> SHORT PROBLEM: Will you output all of the data below exactly, omitting the images?

> DATASET RECORDS:
------
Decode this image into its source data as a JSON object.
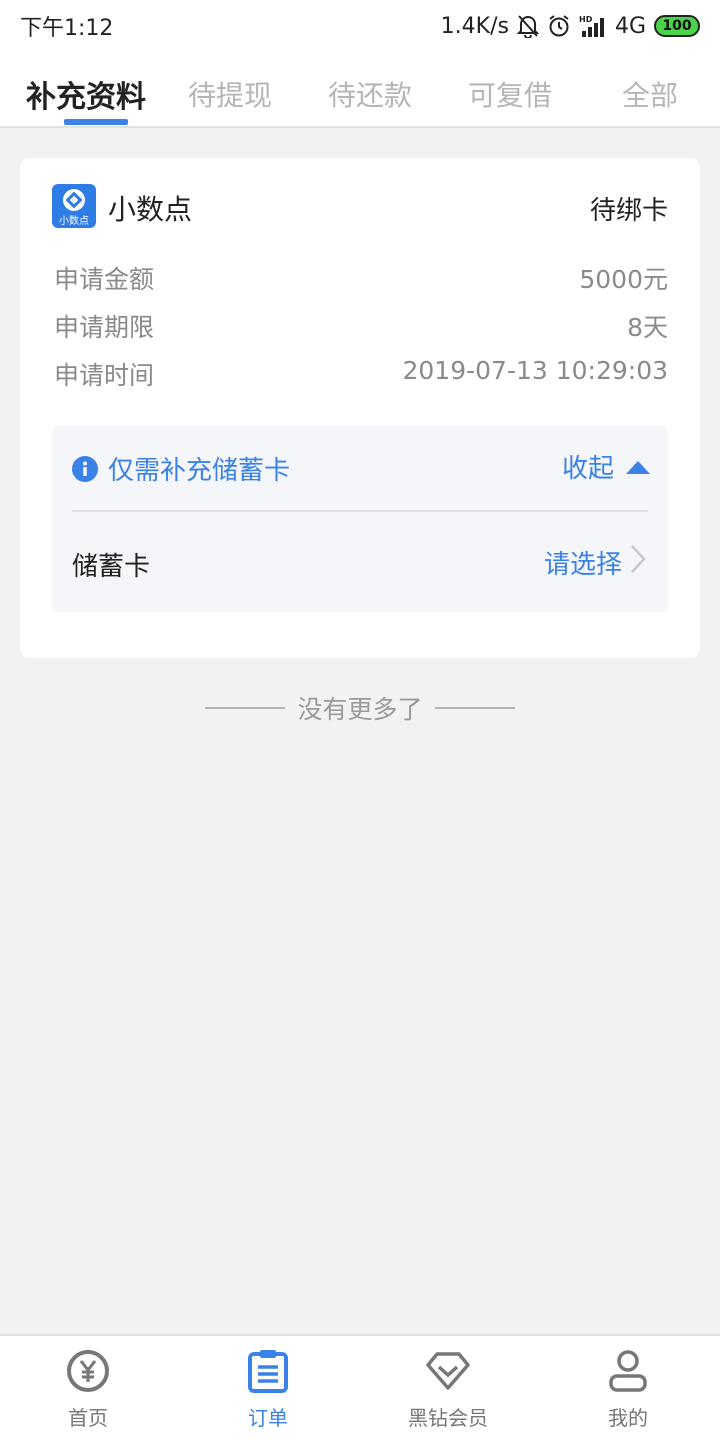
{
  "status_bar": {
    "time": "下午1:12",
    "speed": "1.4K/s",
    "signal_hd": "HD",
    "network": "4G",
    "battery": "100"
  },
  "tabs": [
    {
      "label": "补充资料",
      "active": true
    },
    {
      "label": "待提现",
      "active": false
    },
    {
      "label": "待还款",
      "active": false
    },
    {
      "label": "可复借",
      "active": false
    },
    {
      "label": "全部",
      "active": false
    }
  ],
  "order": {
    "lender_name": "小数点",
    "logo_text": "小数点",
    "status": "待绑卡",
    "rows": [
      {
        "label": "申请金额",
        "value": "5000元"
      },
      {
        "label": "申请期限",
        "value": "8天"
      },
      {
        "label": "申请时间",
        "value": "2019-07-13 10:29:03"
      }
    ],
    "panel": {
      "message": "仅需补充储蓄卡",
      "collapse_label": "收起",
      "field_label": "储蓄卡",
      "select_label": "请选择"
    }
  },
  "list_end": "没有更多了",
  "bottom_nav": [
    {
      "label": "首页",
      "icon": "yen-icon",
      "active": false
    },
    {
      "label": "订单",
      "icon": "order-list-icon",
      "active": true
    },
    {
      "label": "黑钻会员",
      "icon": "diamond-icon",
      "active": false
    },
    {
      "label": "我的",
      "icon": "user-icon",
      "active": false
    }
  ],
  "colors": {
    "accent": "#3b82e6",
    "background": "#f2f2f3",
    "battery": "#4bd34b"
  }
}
------
> SOLUTION TO THIS TASK:
Decode this image into its source data as a JSON object.
{
  "status_bar": {
    "time": "下午1:12",
    "speed": "1.4K/s",
    "signal_hd": "HD",
    "network": "4G",
    "battery": "100"
  },
  "tabs": [
    {
      "label": "补充资料",
      "active": true
    },
    {
      "label": "待提现",
      "active": false
    },
    {
      "label": "待还款",
      "active": false
    },
    {
      "label": "可复借",
      "active": false
    },
    {
      "label": "全部",
      "active": false
    }
  ],
  "order": {
    "lender_name": "小数点",
    "logo_text": "小数点",
    "status": "待绑卡",
    "rows": [
      {
        "label": "申请金额",
        "value": "5000元"
      },
      {
        "label": "申请期限",
        "value": "8天"
      },
      {
        "label": "申请时间",
        "value": "2019-07-13 10:29:03"
      }
    ],
    "panel": {
      "message": "仅需补充储蓄卡",
      "collapse_label": "收起",
      "field_label": "储蓄卡",
      "select_label": "请选择"
    }
  },
  "list_end": "没有更多了",
  "bottom_nav": [
    {
      "label": "首页",
      "icon": "yen-icon",
      "active": false
    },
    {
      "label": "订单",
      "icon": "order-list-icon",
      "active": true
    },
    {
      "label": "黑钻会员",
      "icon": "diamond-icon",
      "active": false
    },
    {
      "label": "我的",
      "icon": "user-icon",
      "active": false
    }
  ],
  "colors": {
    "accent": "#3b82e6",
    "background": "#f2f2f3",
    "battery": "#4bd34b"
  }
}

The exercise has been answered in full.